[Given data]
--- Begin ---

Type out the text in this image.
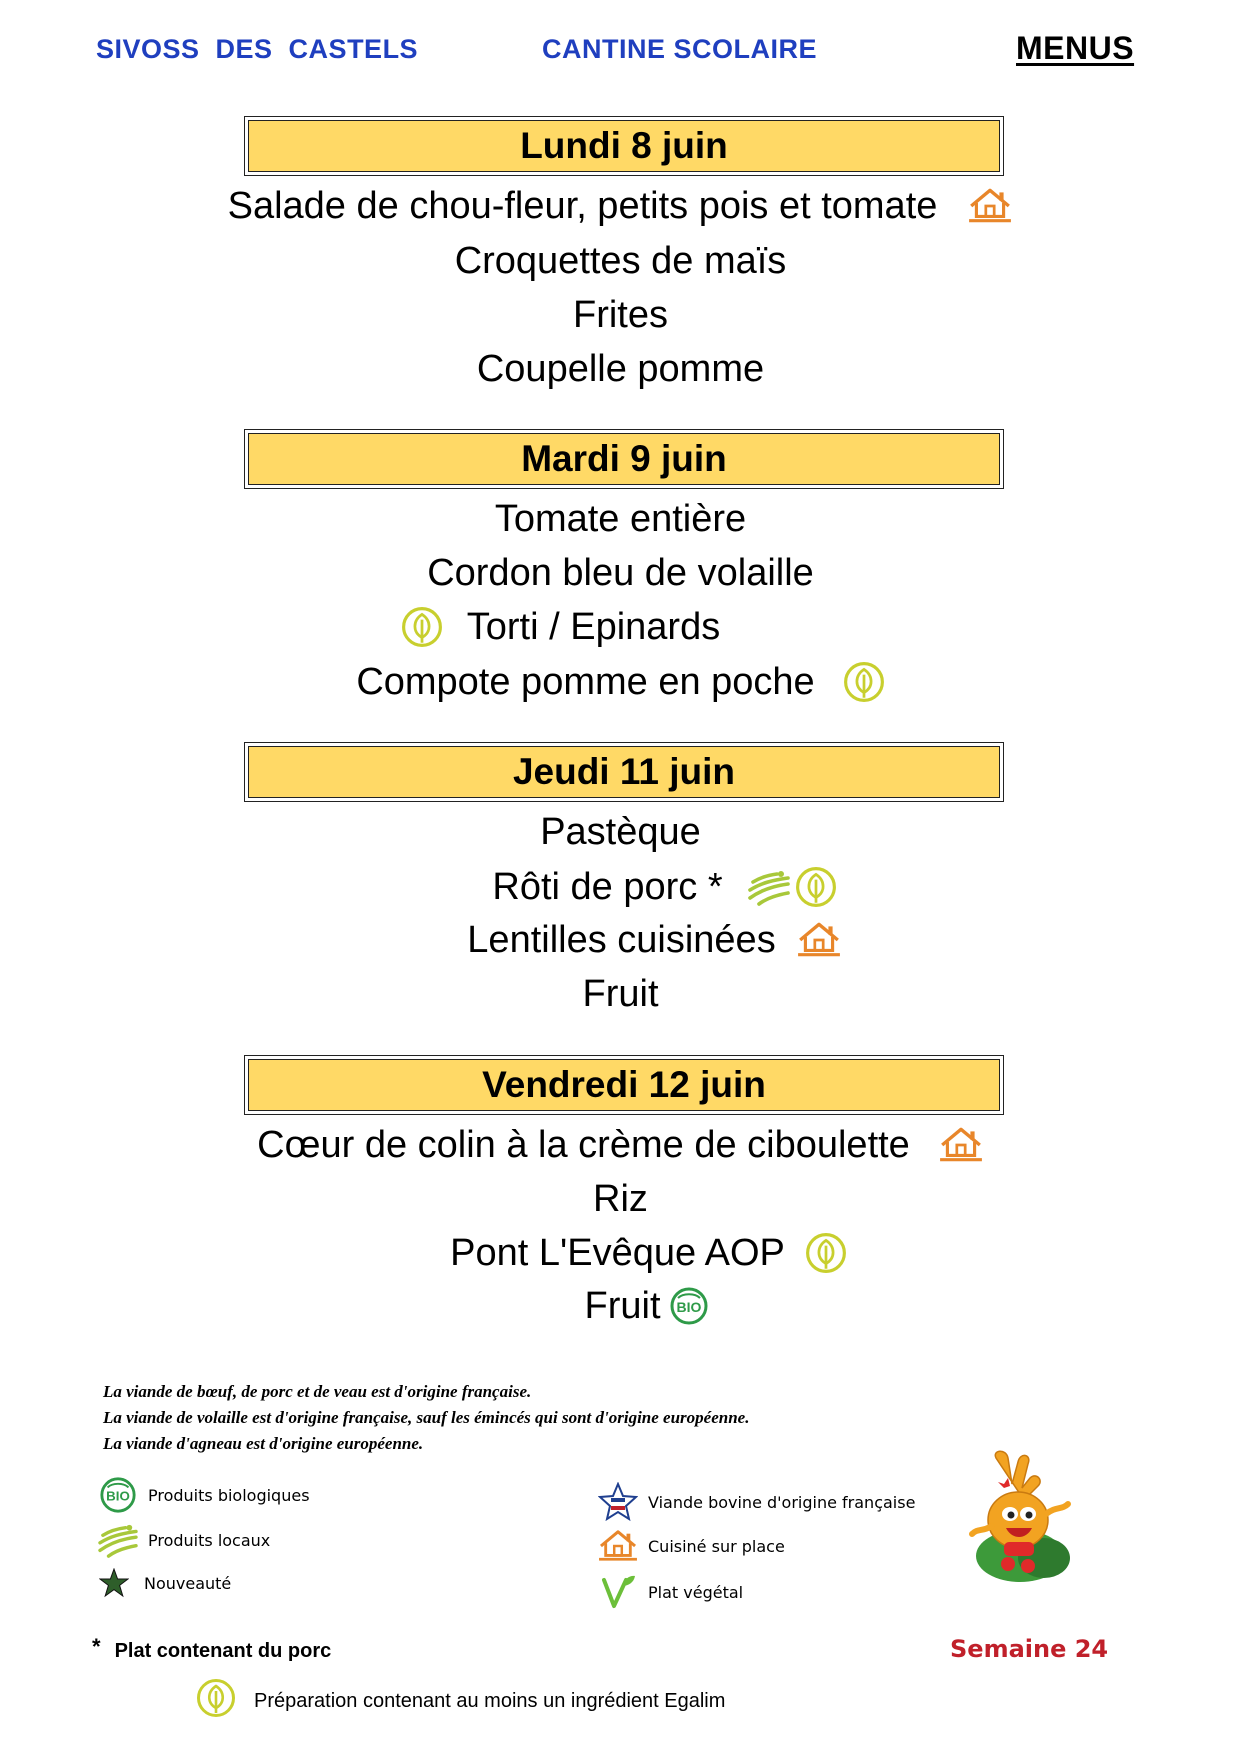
SIVOSS DES CASTELS	CANTINE SCOLAIRE	MENUS
Lundi 8 juin
Salade de chou-fleur, petits pois et tomate
Croquettes de maïs
Frites
Coupelle pomme
Mardi 9 juin
Tomate entière
Cordon bleu de volaille
Torti / Epinards
Compote pomme en poche
Jeudi 11 juin
Pastèque
Rôti de porc *
Lentilles cuisinées
Fruit
Vendredi 12 juin
Cœur de colin à la crème de ciboulette
Riz
Pont L'Evêque AOP
Fruit
La viande de bœuf, de porc et de veau est d'origine française.
La viande de volaille est d'origine française, sauf les émincés qui sont d'origine européenne.
La viande d'agneau est d'origine européenne.
Produits biologiques
Produits locaux
Nouveauté
Viande bovine d'origine française
Cuisiné sur place
Plat végétal
* Plat contenant du porc	Semaine 24
Préparation contenant au moins un ingrédient Egalim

--- End ---

[Task description] Reproduce every line of the material precisely, omitting its pictures.

[Task output]
Type out the text in this image.
SIVOSS DES CASTELS	CANTINE SCOLAIRE	MENUS
Lundi 8 juin
Salade de chou-fleur, petits pois et tomate
Croquettes de maïs
Frites
Coupelle pomme
Mardi 9 juin
Tomate entière
Cordon bleu de volaille
Torti / Epinards
Compote pomme en poche
Jeudi 11 juin
Pastèque
Rôti de porc *
Lentilles cuisinées
Fruit
Vendredi 12 juin
Cœur de colin à la crème de ciboulette
Riz
Pont L'Evêque AOP
Fruit
La viande de bœuf, de porc et de veau est d'origine française.
La viande de volaille est d'origine française, sauf les émincés qui sont d'origine européenne.
La viande d'agneau est d'origine européenne.
Produits biologiques
Produits locaux
Nouveauté
Viande bovine d'origine française
Cuisiné sur place
Plat végétal
* Plat contenant du porc	Semaine 24
Préparation contenant au moins un ingrédient Egalim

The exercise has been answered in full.